+++ Listing +++
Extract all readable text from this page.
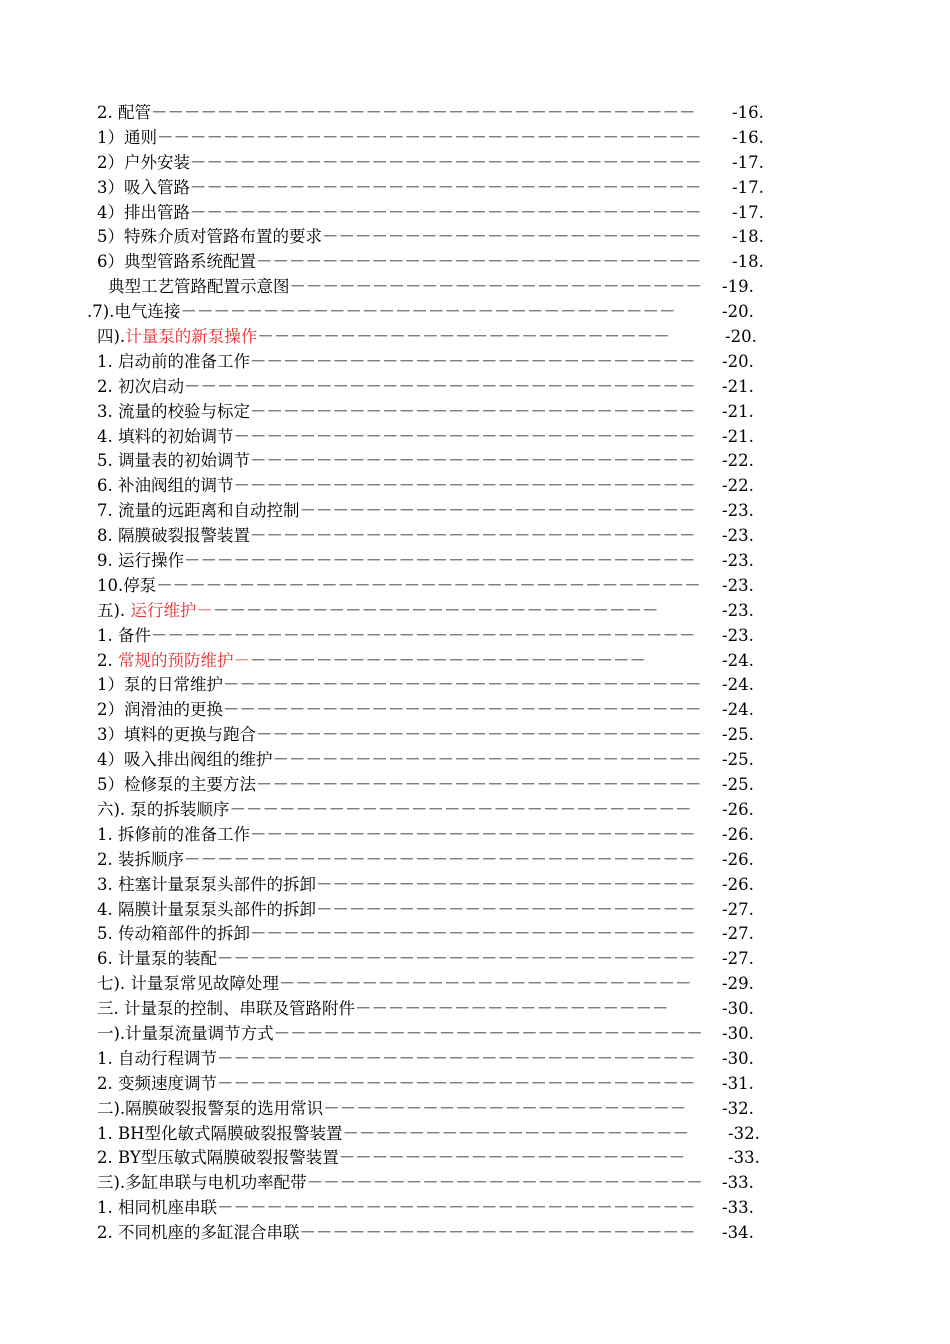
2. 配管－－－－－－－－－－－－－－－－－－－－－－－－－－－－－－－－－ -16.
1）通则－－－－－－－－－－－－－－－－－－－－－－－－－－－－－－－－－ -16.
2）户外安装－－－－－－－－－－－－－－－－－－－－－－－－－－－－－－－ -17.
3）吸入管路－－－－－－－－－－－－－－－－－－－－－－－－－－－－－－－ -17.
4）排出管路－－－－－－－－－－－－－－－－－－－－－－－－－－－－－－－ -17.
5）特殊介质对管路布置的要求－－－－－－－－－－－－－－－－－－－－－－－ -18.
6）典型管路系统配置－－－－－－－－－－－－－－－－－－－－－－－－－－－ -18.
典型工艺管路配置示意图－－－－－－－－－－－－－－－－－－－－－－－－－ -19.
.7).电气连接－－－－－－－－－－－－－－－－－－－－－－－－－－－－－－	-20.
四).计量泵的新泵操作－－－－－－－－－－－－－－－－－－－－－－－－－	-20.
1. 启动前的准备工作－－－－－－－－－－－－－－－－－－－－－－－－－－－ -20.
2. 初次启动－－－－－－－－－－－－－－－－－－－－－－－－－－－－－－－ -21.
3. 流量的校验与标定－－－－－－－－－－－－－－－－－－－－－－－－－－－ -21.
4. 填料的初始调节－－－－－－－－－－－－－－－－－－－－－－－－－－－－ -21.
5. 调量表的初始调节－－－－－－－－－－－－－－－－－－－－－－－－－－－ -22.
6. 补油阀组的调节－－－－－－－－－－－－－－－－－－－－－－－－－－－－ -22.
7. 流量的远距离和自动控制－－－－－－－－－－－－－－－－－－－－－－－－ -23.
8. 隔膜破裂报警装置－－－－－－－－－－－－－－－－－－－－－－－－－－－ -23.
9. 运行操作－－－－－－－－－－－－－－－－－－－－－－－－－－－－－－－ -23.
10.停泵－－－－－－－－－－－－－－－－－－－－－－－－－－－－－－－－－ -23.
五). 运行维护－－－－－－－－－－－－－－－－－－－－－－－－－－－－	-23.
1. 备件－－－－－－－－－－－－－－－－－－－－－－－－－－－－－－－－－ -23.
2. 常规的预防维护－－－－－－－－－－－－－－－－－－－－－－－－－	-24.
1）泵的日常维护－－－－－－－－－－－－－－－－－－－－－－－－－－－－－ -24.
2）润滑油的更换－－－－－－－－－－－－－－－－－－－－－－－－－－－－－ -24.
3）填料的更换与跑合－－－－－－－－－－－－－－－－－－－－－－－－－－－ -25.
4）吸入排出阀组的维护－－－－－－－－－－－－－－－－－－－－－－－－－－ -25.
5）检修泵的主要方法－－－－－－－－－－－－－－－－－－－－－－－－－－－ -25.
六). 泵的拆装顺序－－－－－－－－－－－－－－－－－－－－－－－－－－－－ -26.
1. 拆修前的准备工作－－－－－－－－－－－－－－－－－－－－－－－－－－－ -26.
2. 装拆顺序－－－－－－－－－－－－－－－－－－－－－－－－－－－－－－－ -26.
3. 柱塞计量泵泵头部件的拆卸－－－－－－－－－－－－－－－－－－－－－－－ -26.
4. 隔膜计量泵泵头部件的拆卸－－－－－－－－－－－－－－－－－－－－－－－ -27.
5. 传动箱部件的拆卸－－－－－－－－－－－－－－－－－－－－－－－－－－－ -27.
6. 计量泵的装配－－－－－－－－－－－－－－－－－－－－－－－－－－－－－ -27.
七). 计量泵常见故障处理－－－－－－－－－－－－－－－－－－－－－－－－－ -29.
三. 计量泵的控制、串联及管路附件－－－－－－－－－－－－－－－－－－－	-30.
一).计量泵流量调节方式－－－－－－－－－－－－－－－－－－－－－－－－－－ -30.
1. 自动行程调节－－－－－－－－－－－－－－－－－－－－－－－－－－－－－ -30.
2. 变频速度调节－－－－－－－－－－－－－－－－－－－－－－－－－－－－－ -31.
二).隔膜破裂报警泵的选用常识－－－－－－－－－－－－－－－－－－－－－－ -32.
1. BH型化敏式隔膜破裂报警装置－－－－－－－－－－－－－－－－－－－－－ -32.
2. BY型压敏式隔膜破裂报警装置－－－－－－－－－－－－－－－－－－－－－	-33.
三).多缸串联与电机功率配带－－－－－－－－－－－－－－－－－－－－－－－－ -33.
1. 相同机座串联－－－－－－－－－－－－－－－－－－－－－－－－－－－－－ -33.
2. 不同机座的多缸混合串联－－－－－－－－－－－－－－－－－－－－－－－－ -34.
+++
What is asked: Reproduce the material word for word, minus the images.

Output of the exercise:
Extract all readable text from this page.
2. 配管－－－－－－－－－－－－－－－－－－－－－－－－－－－－－－－－－ -16.
1）通则－－－－－－－－－－－－－－－－－－－－－－－－－－－－－－－－－ -16.
2）户外安装－－－－－－－－－－－－－－－－－－－－－－－－－－－－－－－ -17.
3）吸入管路－－－－－－－－－－－－－－－－－－－－－－－－－－－－－－－ -17.
4）排出管路－－－－－－－－－－－－－－－－－－－－－－－－－－－－－－－ -17.
5）特殊介质对管路布置的要求－－－－－－－－－－－－－－－－－－－－－－－ -18.
6）典型管路系统配置－－－－－－－－－－－－－－－－－－－－－－－－－－－ -18.
典型工艺管路配置示意图－－－－－－－－－－－－－－－－－－－－－－－－－ -19.
.7).电气连接－－－－－－－－－－－－－－－－－－－－－－－－－－－－－－	-20.
四).计量泵的新泵操作－－－－－－－－－－－－－－－－－－－－－－－－－	-20.
1. 启动前的准备工作－－－－－－－－－－－－－－－－－－－－－－－－－－－ -20.
2. 初次启动－－－－－－－－－－－－－－－－－－－－－－－－－－－－－－－ -21.
3. 流量的校验与标定－－－－－－－－－－－－－－－－－－－－－－－－－－－ -21.
4. 填料的初始调节－－－－－－－－－－－－－－－－－－－－－－－－－－－－ -21.
5. 调量表的初始调节－－－－－－－－－－－－－－－－－－－－－－－－－－－ -22.
6. 补油阀组的调节－－－－－－－－－－－－－－－－－－－－－－－－－－－－ -22.
7. 流量的远距离和自动控制－－－－－－－－－－－－－－－－－－－－－－－－ -23.
8. 隔膜破裂报警装置－－－－－－－－－－－－－－－－－－－－－－－－－－－ -23.
9. 运行操作－－－－－－－－－－－－－－－－－－－－－－－－－－－－－－－ -23.
10.停泵－－－－－－－－－－－－－－－－－－－－－－－－－－－－－－－－－ -23.
五). 运行维护－－－－－－－－－－－－－－－－－－－－－－－－－－－－	-23.
1. 备件－－－－－－－－－－－－－－－－－－－－－－－－－－－－－－－－－ -23.
2. 常规的预防维护－－－－－－－－－－－－－－－－－－－－－－－－－	-24.
1）泵的日常维护－－－－－－－－－－－－－－－－－－－－－－－－－－－－－ -24.
2）润滑油的更换－－－－－－－－－－－－－－－－－－－－－－－－－－－－－ -24.
3）填料的更换与跑合－－－－－－－－－－－－－－－－－－－－－－－－－－－ -25.
4）吸入排出阀组的维护－－－－－－－－－－－－－－－－－－－－－－－－－－ -25.
5）检修泵的主要方法－－－－－－－－－－－－－－－－－－－－－－－－－－－ -25.
六). 泵的拆装顺序－－－－－－－－－－－－－－－－－－－－－－－－－－－－ -26.
1. 拆修前的准备工作－－－－－－－－－－－－－－－－－－－－－－－－－－－ -26.
2. 装拆顺序－－－－－－－－－－－－－－－－－－－－－－－－－－－－－－－ -26.
3. 柱塞计量泵泵头部件的拆卸－－－－－－－－－－－－－－－－－－－－－－－ -26.
4. 隔膜计量泵泵头部件的拆卸－－－－－－－－－－－－－－－－－－－－－－－ -27.
5. 传动箱部件的拆卸－－－－－－－－－－－－－－－－－－－－－－－－－－－ -27.
6. 计量泵的装配－－－－－－－－－－－－－－－－－－－－－－－－－－－－－ -27.
七). 计量泵常见故障处理－－－－－－－－－－－－－－－－－－－－－－－－－ -29.
三. 计量泵的控制、串联及管路附件－－－－－－－－－－－－－－－－－－－	-30.
一).计量泵流量调节方式－－－－－－－－－－－－－－－－－－－－－－－－－－ -30.
1. 自动行程调节－－－－－－－－－－－－－－－－－－－－－－－－－－－－－ -30.
2. 变频速度调节－－－－－－－－－－－－－－－－－－－－－－－－－－－－－ -31.
二).隔膜破裂报警泵的选用常识－－－－－－－－－－－－－－－－－－－－－－ -32.
1. BH型化敏式隔膜破裂报警装置－－－－－－－－－－－－－－－－－－－－－ -32.
2. BY型压敏式隔膜破裂报警装置－－－－－－－－－－－－－－－－－－－－－	-33.
三).多缸串联与电机功率配带－－－－－－－－－－－－－－－－－－－－－－－－ -33.
1. 相同机座串联－－－－－－－－－－－－－－－－－－－－－－－－－－－－－ -33.
2. 不同机座的多缸混合串联－－－－－－－－－－－－－－－－－－－－－－－－ -34.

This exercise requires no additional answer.